Direction:
Would you transcribe the whole listing exactly, minus its pictures?

Data for this task:
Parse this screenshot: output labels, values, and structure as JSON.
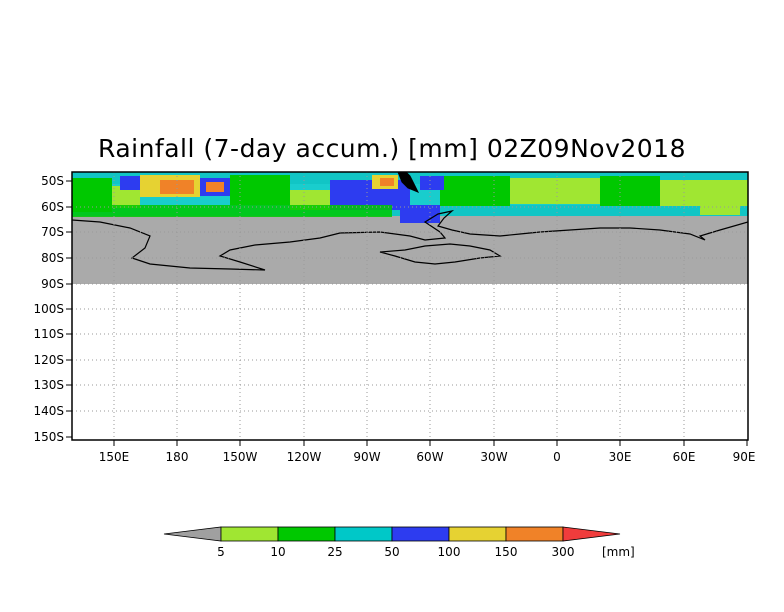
{
  "title": "Rainfall (7-day accum.) [mm] 02Z09Nov2018",
  "map": {
    "lat_labels": [
      "50S",
      "60S",
      "70S",
      "80S",
      "90S",
      "100S",
      "110S",
      "120S",
      "130S",
      "140S",
      "150S"
    ],
    "lon_labels": [
      "150E",
      "180",
      "150W",
      "120W",
      "90W",
      "60W",
      "30W",
      "0",
      "30E",
      "60E",
      "90E"
    ],
    "no_data_color": "#aaaaaa",
    "coastline_color": "#000000"
  },
  "legend": {
    "unit": "[mm]",
    "ticks": [
      "5",
      "10",
      "25",
      "50",
      "100",
      "150",
      "300"
    ],
    "colors": [
      "#a0a0a0",
      "#a0e632",
      "#00c800",
      "#00c8c8",
      "#2d3cf0",
      "#e6d232",
      "#f08228",
      "#f03c3c"
    ]
  }
}
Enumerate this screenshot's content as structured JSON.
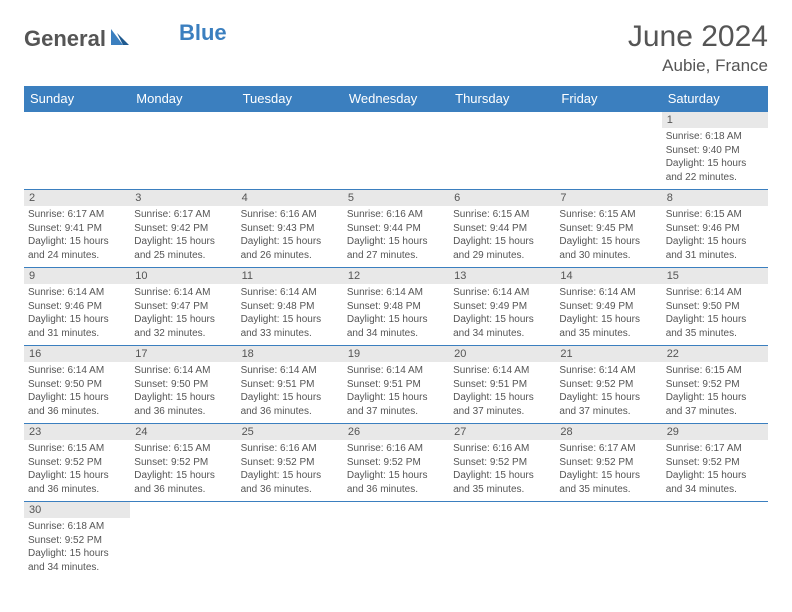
{
  "logo": {
    "part1": "General",
    "part2": "Blue"
  },
  "title": "June 2024",
  "location": "Aubie, France",
  "colors": {
    "header_bg": "#3b7fbf",
    "header_text": "#ffffff",
    "daynum_bg": "#e8e8e8",
    "cell_border": "#3b7fbf",
    "text": "#555555",
    "logo_gray": "#555555",
    "logo_blue": "#3b7fbf"
  },
  "weekdays": [
    "Sunday",
    "Monday",
    "Tuesday",
    "Wednesday",
    "Thursday",
    "Friday",
    "Saturday"
  ],
  "first_day_index": 6,
  "days_in_month": 30,
  "days": {
    "1": {
      "sunrise": "6:18 AM",
      "sunset": "9:40 PM",
      "daylight": "15 hours and 22 minutes."
    },
    "2": {
      "sunrise": "6:17 AM",
      "sunset": "9:41 PM",
      "daylight": "15 hours and 24 minutes."
    },
    "3": {
      "sunrise": "6:17 AM",
      "sunset": "9:42 PM",
      "daylight": "15 hours and 25 minutes."
    },
    "4": {
      "sunrise": "6:16 AM",
      "sunset": "9:43 PM",
      "daylight": "15 hours and 26 minutes."
    },
    "5": {
      "sunrise": "6:16 AM",
      "sunset": "9:44 PM",
      "daylight": "15 hours and 27 minutes."
    },
    "6": {
      "sunrise": "6:15 AM",
      "sunset": "9:44 PM",
      "daylight": "15 hours and 29 minutes."
    },
    "7": {
      "sunrise": "6:15 AM",
      "sunset": "9:45 PM",
      "daylight": "15 hours and 30 minutes."
    },
    "8": {
      "sunrise": "6:15 AM",
      "sunset": "9:46 PM",
      "daylight": "15 hours and 31 minutes."
    },
    "9": {
      "sunrise": "6:14 AM",
      "sunset": "9:46 PM",
      "daylight": "15 hours and 31 minutes."
    },
    "10": {
      "sunrise": "6:14 AM",
      "sunset": "9:47 PM",
      "daylight": "15 hours and 32 minutes."
    },
    "11": {
      "sunrise": "6:14 AM",
      "sunset": "9:48 PM",
      "daylight": "15 hours and 33 minutes."
    },
    "12": {
      "sunrise": "6:14 AM",
      "sunset": "9:48 PM",
      "daylight": "15 hours and 34 minutes."
    },
    "13": {
      "sunrise": "6:14 AM",
      "sunset": "9:49 PM",
      "daylight": "15 hours and 34 minutes."
    },
    "14": {
      "sunrise": "6:14 AM",
      "sunset": "9:49 PM",
      "daylight": "15 hours and 35 minutes."
    },
    "15": {
      "sunrise": "6:14 AM",
      "sunset": "9:50 PM",
      "daylight": "15 hours and 35 minutes."
    },
    "16": {
      "sunrise": "6:14 AM",
      "sunset": "9:50 PM",
      "daylight": "15 hours and 36 minutes."
    },
    "17": {
      "sunrise": "6:14 AM",
      "sunset": "9:50 PM",
      "daylight": "15 hours and 36 minutes."
    },
    "18": {
      "sunrise": "6:14 AM",
      "sunset": "9:51 PM",
      "daylight": "15 hours and 36 minutes."
    },
    "19": {
      "sunrise": "6:14 AM",
      "sunset": "9:51 PM",
      "daylight": "15 hours and 37 minutes."
    },
    "20": {
      "sunrise": "6:14 AM",
      "sunset": "9:51 PM",
      "daylight": "15 hours and 37 minutes."
    },
    "21": {
      "sunrise": "6:14 AM",
      "sunset": "9:52 PM",
      "daylight": "15 hours and 37 minutes."
    },
    "22": {
      "sunrise": "6:15 AM",
      "sunset": "9:52 PM",
      "daylight": "15 hours and 37 minutes."
    },
    "23": {
      "sunrise": "6:15 AM",
      "sunset": "9:52 PM",
      "daylight": "15 hours and 36 minutes."
    },
    "24": {
      "sunrise": "6:15 AM",
      "sunset": "9:52 PM",
      "daylight": "15 hours and 36 minutes."
    },
    "25": {
      "sunrise": "6:16 AM",
      "sunset": "9:52 PM",
      "daylight": "15 hours and 36 minutes."
    },
    "26": {
      "sunrise": "6:16 AM",
      "sunset": "9:52 PM",
      "daylight": "15 hours and 36 minutes."
    },
    "27": {
      "sunrise": "6:16 AM",
      "sunset": "9:52 PM",
      "daylight": "15 hours and 35 minutes."
    },
    "28": {
      "sunrise": "6:17 AM",
      "sunset": "9:52 PM",
      "daylight": "15 hours and 35 minutes."
    },
    "29": {
      "sunrise": "6:17 AM",
      "sunset": "9:52 PM",
      "daylight": "15 hours and 34 minutes."
    },
    "30": {
      "sunrise": "6:18 AM",
      "sunset": "9:52 PM",
      "daylight": "15 hours and 34 minutes."
    }
  },
  "labels": {
    "sunrise": "Sunrise:",
    "sunset": "Sunset:",
    "daylight": "Daylight:"
  }
}
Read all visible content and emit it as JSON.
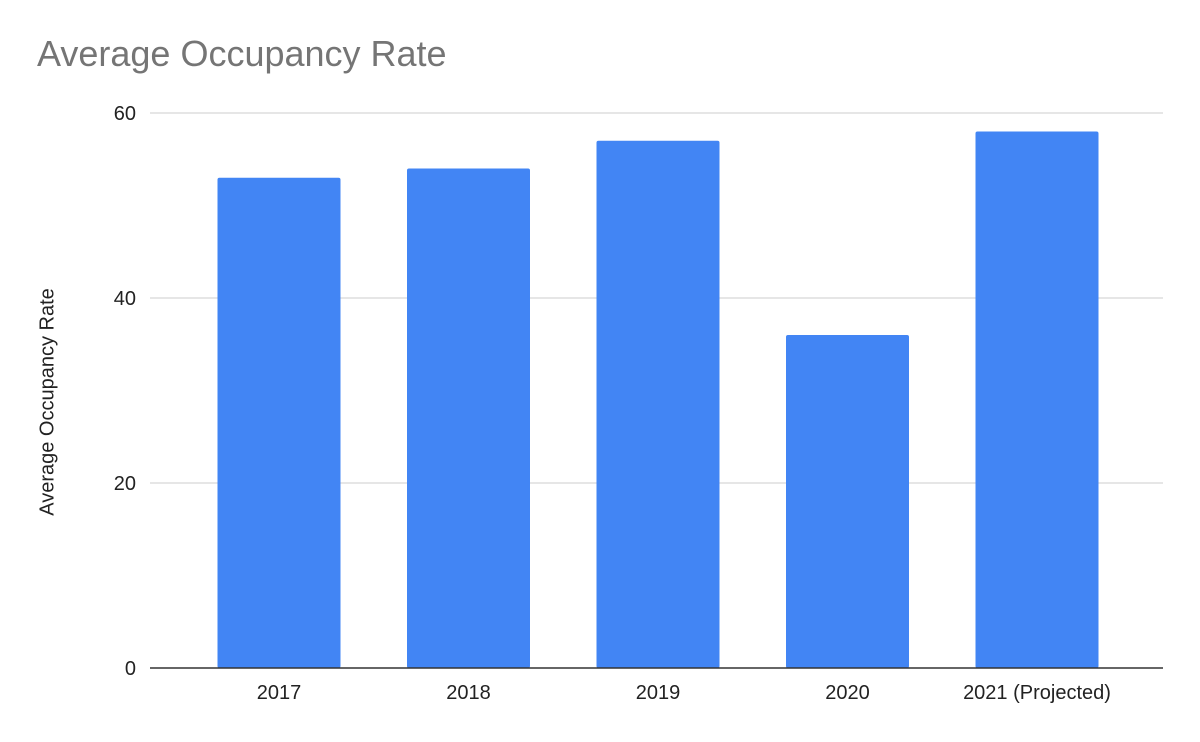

Result:
Parse this screenshot: output labels, values, and structure as JSON.
{
  "title": "Rainfall (7-day accum.) [mm] 02Z09Nov2018",
  "map": {
    "lat_labels": [
      "50S",
      "60S",
      "70S",
      "80S",
      "90S",
      "100S",
      "110S",
      "120S",
      "130S",
      "140S",
      "150S"
    ],
    "lon_labels": [
      "150E",
      "180",
      "150W",
      "120W",
      "90W",
      "60W",
      "30W",
      "0",
      "30E",
      "60E",
      "90E"
    ],
    "no_data_color": "#aaaaaa",
    "coastline_color": "#000000"
  },
  "legend": {
    "unit": "[mm]",
    "ticks": [
      "5",
      "10",
      "25",
      "50",
      "100",
      "150",
      "300"
    ],
    "colors": [
      "#a0a0a0",
      "#a0e632",
      "#00c800",
      "#00c8c8",
      "#2d3cf0",
      "#e6d232",
      "#f08228",
      "#f03c3c"
    ]
  }
}
Enumerate this screenshot's content as structured JSON.
{
  "logo": {
    "part1": "General",
    "part2": "Blue"
  },
  "title": "June 2024",
  "location": "Aubie, France",
  "colors": {
    "header_bg": "#3b7fbf",
    "header_text": "#ffffff",
    "daynum_bg": "#e8e8e8",
    "cell_border": "#3b7fbf",
    "text": "#555555",
    "logo_gray": "#555555",
    "logo_blue": "#3b7fbf"
  },
  "weekdays": [
    "Sunday",
    "Monday",
    "Tuesday",
    "Wednesday",
    "Thursday",
    "Friday",
    "Saturday"
  ],
  "first_day_index": 6,
  "days_in_month": 30,
  "days": {
    "1": {
      "sunrise": "6:18 AM",
      "sunset": "9:40 PM",
      "daylight": "15 hours and 22 minutes."
    },
    "2": {
      "sunrise": "6:17 AM",
      "sunset": "9:41 PM",
      "daylight": "15 hours and 24 minutes."
    },
    "3": {
      "sunrise": "6:17 AM",
      "sunset": "9:42 PM",
      "daylight": "15 hours and 25 minutes."
    },
    "4": {
      "sunrise": "6:16 AM",
      "sunset": "9:43 PM",
      "daylight": "15 hours and 26 minutes."
    },
    "5": {
      "sunrise": "6:16 AM",
      "sunset": "9:44 PM",
      "daylight": "15 hours and 27 minutes."
    },
    "6": {
      "sunrise": "6:15 AM",
      "sunset": "9:44 PM",
      "daylight": "15 hours and 29 minutes."
    },
    "7": {
      "sunrise": "6:15 AM",
      "sunset": "9:45 PM",
      "daylight": "15 hours and 30 minutes."
    },
    "8": {
      "sunrise": "6:15 AM",
      "sunset": "9:46 PM",
      "daylight": "15 hours and 31 minutes."
    },
    "9": {
      "sunrise": "6:14 AM",
      "sunset": "9:46 PM",
      "daylight": "15 hours and 31 minutes."
    },
    "10": {
      "sunrise": "6:14 AM",
      "sunset": "9:47 PM",
      "daylight": "15 hours and 32 minutes."
    },
    "11": {
      "sunrise": "6:14 AM",
      "sunset": "9:48 PM",
      "daylight": "15 hours and 33 minutes."
    },
    "12": {
      "sunrise": "6:14 AM",
      "sunset": "9:48 PM",
      "daylight": "15 hours and 34 minutes."
    },
    "13": {
      "sunrise": "6:14 AM",
      "sunset": "9:49 PM",
      "daylight": "15 hours and 34 minutes."
    },
    "14": {
      "sunrise": "6:14 AM",
      "sunset": "9:49 PM",
      "daylight": "15 hours and 35 minutes."
    },
    "15": {
      "sunrise": "6:14 AM",
      "sunset": "9:50 PM",
      "daylight": "15 hours and 35 minutes."
    },
    "16": {
      "sunrise": "6:14 AM",
      "sunset": "9:50 PM",
      "daylight": "15 hours and 36 minutes."
    },
    "17": {
      "sunrise": "6:14 AM",
      "sunset": "9:50 PM",
      "daylight": "15 hours and 36 minutes."
    },
    "18": {
      "sunrise": "6:14 AM",
      "sunset": "9:51 PM",
      "daylight": "15 hours and 36 minutes."
    },
    "19": {
      "sunrise": "6:14 AM",
      "sunset": "9:51 PM",
      "daylight": "15 hours and 37 minutes."
    },
    "20": {
      "sunrise": "6:14 AM",
      "sunset": "9:51 PM",
      "daylight": "15 hours and 37 minutes."
    },
    "21": {
      "sunrise": "6:14 AM",
      "sunset": "9:52 PM",
      "daylight": "15 hours and 37 minutes."
    },
    "22": {
      "sunrise": "6:15 AM",
      "sunset": "9:52 PM",
      "daylight": "15 hours and 37 minutes."
    },
    "23": {
      "sunrise": "6:15 AM",
      "sunset": "9:52 PM",
      "daylight": "15 hours and 36 minutes."
    },
    "24": {
      "sunrise": "6:15 AM",
      "sunset": "9:52 PM",
      "daylight": "15 hours and 36 minutes."
    },
    "25": {
      "sunrise": "6:16 AM",
      "sunset": "9:52 PM",
      "daylight": "15 hours and 36 minutes."
    },
    "26": {
      "sunrise": "6:16 AM",
      "sunset": "9:52 PM",
      "daylight": "15 hours and 36 minutes."
    },
    "27": {
      "sunrise": "6:16 AM",
      "sunset": "9:52 PM",
      "daylight": "15 hours and 35 minutes."
    },
    "28": {
      "sunrise": "6:17 AM",
      "sunset": "9:52 PM",
      "daylight": "15 hours and 35 minutes."
    },
    "29": {
      "sunrise": "6:17 AM",
      "sunset": "9:52 PM",
      "daylight": "15 hours and 34 minutes."
    },
    "30": {
      "sunrise": "6:18 AM",
      "sunset": "9:52 PM",
      "daylight": "15 hours and 34 minutes."
    }
  },
  "labels": {
    "sunrise": "Sunrise:",
    "sunset": "Sunset:",
    "daylight": "Daylight:"
  }
}
Read all visible content and emit it as JSON.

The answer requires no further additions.